--- What this task involves ---
Extract every record, keeping each one exactly as it is.

######

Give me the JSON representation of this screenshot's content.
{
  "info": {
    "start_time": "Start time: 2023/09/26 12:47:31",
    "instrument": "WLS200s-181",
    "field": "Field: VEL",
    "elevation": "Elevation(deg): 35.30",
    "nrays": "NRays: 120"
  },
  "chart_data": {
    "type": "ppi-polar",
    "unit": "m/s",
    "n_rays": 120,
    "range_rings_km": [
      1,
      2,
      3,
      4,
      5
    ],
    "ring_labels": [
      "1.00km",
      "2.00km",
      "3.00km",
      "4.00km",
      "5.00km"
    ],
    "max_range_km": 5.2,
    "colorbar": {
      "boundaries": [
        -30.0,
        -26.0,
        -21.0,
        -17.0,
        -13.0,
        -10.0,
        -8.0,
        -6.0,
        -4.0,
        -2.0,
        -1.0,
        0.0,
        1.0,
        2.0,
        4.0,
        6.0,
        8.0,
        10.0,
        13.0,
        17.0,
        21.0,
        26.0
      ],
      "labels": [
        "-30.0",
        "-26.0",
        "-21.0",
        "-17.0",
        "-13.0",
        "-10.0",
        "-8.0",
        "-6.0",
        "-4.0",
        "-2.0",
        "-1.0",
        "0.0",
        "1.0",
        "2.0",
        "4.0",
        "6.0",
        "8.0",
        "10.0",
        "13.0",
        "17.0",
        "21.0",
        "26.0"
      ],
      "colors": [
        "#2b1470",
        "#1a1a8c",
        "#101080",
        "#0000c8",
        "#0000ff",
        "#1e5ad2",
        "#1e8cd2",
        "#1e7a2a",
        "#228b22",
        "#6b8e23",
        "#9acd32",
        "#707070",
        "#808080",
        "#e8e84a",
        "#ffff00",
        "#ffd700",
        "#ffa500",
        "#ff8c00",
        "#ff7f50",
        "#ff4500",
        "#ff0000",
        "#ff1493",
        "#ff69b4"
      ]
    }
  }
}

######

--- Result of this task ---
Give me the JSON representation of this screenshot's content.
{
  "info": {
    "start_time": "Start time: 2023/09/26 12:47:31",
    "instrument": "WLS200s-181",
    "field": "Field: VEL",
    "elevation": "Elevation(deg): 35.30",
    "nrays": "NRays: 120"
  },
  "chart_data": {
    "type": "ppi-polar",
    "unit": "m/s",
    "n_rays": 120,
    "range_rings_km": [
      1,
      2,
      3,
      4,
      5
    ],
    "ring_labels": [
      "1.00km",
      "2.00km",
      "3.00km",
      "4.00km",
      "5.00km"
    ],
    "max_range_km": 5.2,
    "colorbar": {
      "boundaries": [
        -30.0,
        -26.0,
        -21.0,
        -17.0,
        -13.0,
        -10.0,
        -8.0,
        -6.0,
        -4.0,
        -2.0,
        -1.0,
        0.0,
        1.0,
        2.0,
        4.0,
        6.0,
        8.0,
        10.0,
        13.0,
        17.0,
        21.0,
        26.0
      ],
      "labels": [
        "-30.0",
        "-26.0",
        "-21.0",
        "-17.0",
        "-13.0",
        "-10.0",
        "-8.0",
        "-6.0",
        "-4.0",
        "-2.0",
        "-1.0",
        "0.0",
        "1.0",
        "2.0",
        "4.0",
        "6.0",
        "8.0",
        "10.0",
        "13.0",
        "17.0",
        "21.0",
        "26.0"
      ],
      "colors": [
        "#2b1470",
        "#1a1a8c",
        "#101080",
        "#0000c8",
        "#0000ff",
        "#1e5ad2",
        "#1e8cd2",
        "#1e7a2a",
        "#228b22",
        "#6b8e23",
        "#9acd32",
        "#707070",
        "#808080",
        "#e8e84a",
        "#ffff00",
        "#ffd700",
        "#ffa500",
        "#ff8c00",
        "#ff7f50",
        "#ff4500",
        "#ff0000",
        "#ff1493",
        "#ff69b4"
      ]
    }
  }
}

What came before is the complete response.